> EXERCISE OBJECTIVE:
How many of these lines hold the string "รองผ"? Answer with the number only.

(Dataset records)
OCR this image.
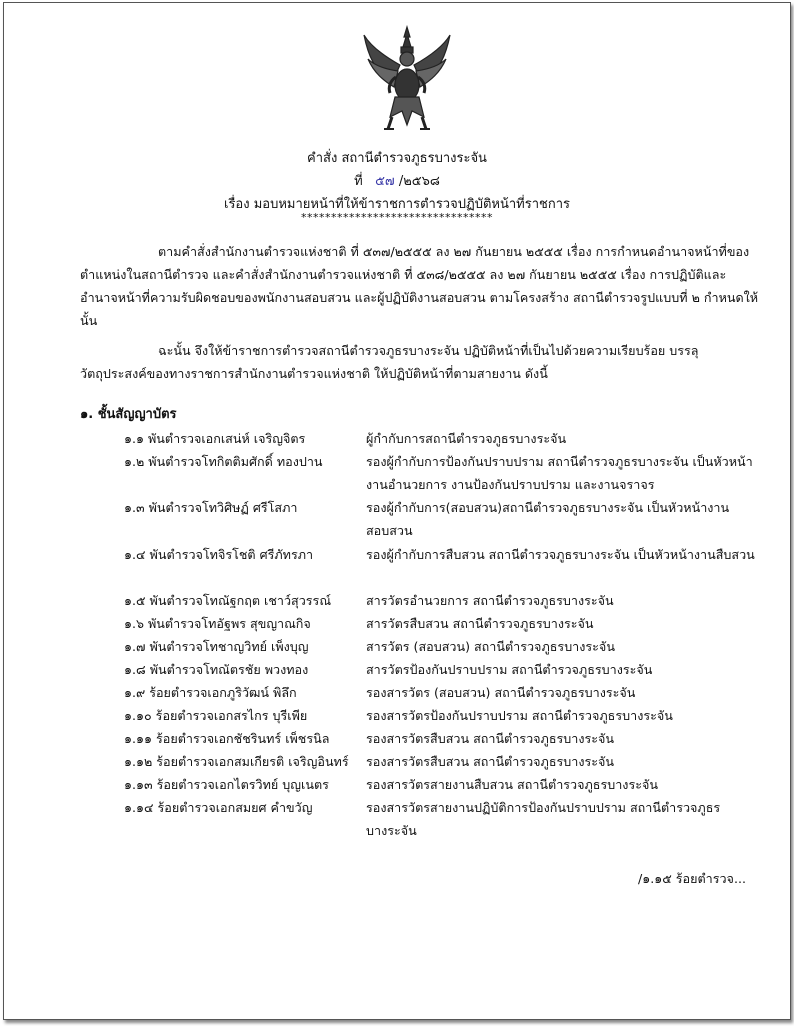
คำสั่ง สถานีตำรวจภูธรบางระจัน
ที่ ๕๗ /๒๕๖๘
เรื่อง มอบหมายหน้าที่ให้ข้าราชการตำรวจปฏิบัติหน้าที่ราชการ
********************************
ตามคำสั่งสำนักงานตำรวจแห่งชาติ ที่ ๕๓๗/๒๕๕๕ ลง ๒๗ กันยายน ๒๕๕๕ เรื่อง การกำหนดอำนาจหน้าที่ของตำแหน่งในสถานีตำรวจ และคำสั่งสำนักงานตำรวจแห่งชาติ ที่ ๕๓๘/๒๕๕๕ ลง ๒๗ กันยายน ๒๕๕๕ เรื่อง การปฏิบัติและอำนาจหน้าที่ความรับผิดชอบของพนักงานสอบสวน และผู้ปฏิบัติงานสอบสวน ตามโครงสร้าง สถานีตำรวจรูปแบบที่ ๒ กำหนดให้ นั้น
ฉะนั้น จึงให้ข้าราชการตำรวจสถานีตำรวจภูธรบางระจัน ปฏิบัติหน้าที่เป็นไปด้วยความเรียบร้อย บรรลุวัตถุประสงค์ของทางราชการสำนักงานตำรวจแห่งชาติ ให้ปฏิบัติหน้าที่ตามสายงาน ดังนี้
๑. ชั้นสัญญาบัตร
๑.๑ พันตำรวจเอกเสน่ห์ เจริญจิตร	ผู้กำกับการสถานีตำรวจภูธรบางระจัน
๑.๒ พันตำรวจโทกิตติมศักดิ์ ทองปาน	รองผู้กำกับการป้องกันปราบปราม สถานีตำรวจภูธรบางระจัน เป็นหัวหน้างานอำนวยการ งานป้องกันปราบปราม และงานจราจร
๑.๓ พันตำรวจโทวิศิษฏ์ ศรีโสภา	รองผู้กำกับการ(สอบสวน)สถานีตำรวจภูธรบางระจัน เป็นหัวหน้างานสอบสวน
๑.๔ พันตำรวจโทจิรโชติ ศรีภัทรภา	รองผู้กำกับการสืบสวน สถานีตำรวจภูธรบางระจัน เป็นหัวหน้างานสืบสวน
๑.๕ พันตำรวจโทณัฐกฤต เชาว์สุวรรณ์	สารวัตรอำนวยการ สถานีตำรวจภูธรบางระจัน
๑.๖ พันตำรวจโทอัฐพร สุขญาณกิจ	สารวัตรสืบสวน สถานีตำรวจภูธรบางระจัน
๑.๗ พันตำรวจโทชาญวิทย์ เพ็งบุญ	สารวัตร (สอบสวน) สถานีตำรวจภูธรบางระจัน
๑.๘ พันตำรวจโทณัตรชัย พวงทอง	สารวัตรป้องกันปราบปราม สถานีตำรวจภูธรบางระจัน
๑.๙ ร้อยตำรวจเอกภูริวัฒน์ พิลึก	รองสารวัตร (สอบสวน) สถานีตำรวจภูธรบางระจัน
๑.๑๐ ร้อยตำรวจเอกสรไกร บุรีเพีย	รองสารวัตรป้องกันปราบปราม สถานีตำรวจภูธรบางระจัน
๑.๑๑ ร้อยตำรวจเอกชัชรินทร์ เพ็ชรนิล	รองสารวัตรสืบสวน สถานีตำรวจภูธรบางระจัน
๑.๑๒ ร้อยตำรวจเอกสมเกียรติ เจริญอินทร์ รองสารวัตรสืบสวน สถานีตำรวจภูธรบางระจัน
๑.๑๓ ร้อยตำรวจเอกไตรวิทย์ บุญเนตร	รองสารวัตรสายงานสืบสวน สถานีตำรวจภูธรบางระจัน
๑.๑๔ ร้อยตำรวจเอกสมยศ คำขวัญ	รองสารวัตรสายงานปฏิบัติการป้องกันปราบปราม สถานีตำรวจภูธรบางระจัน
/๑.๑๕ ร้อยตำรวจ...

> CORRECT RESULT:
3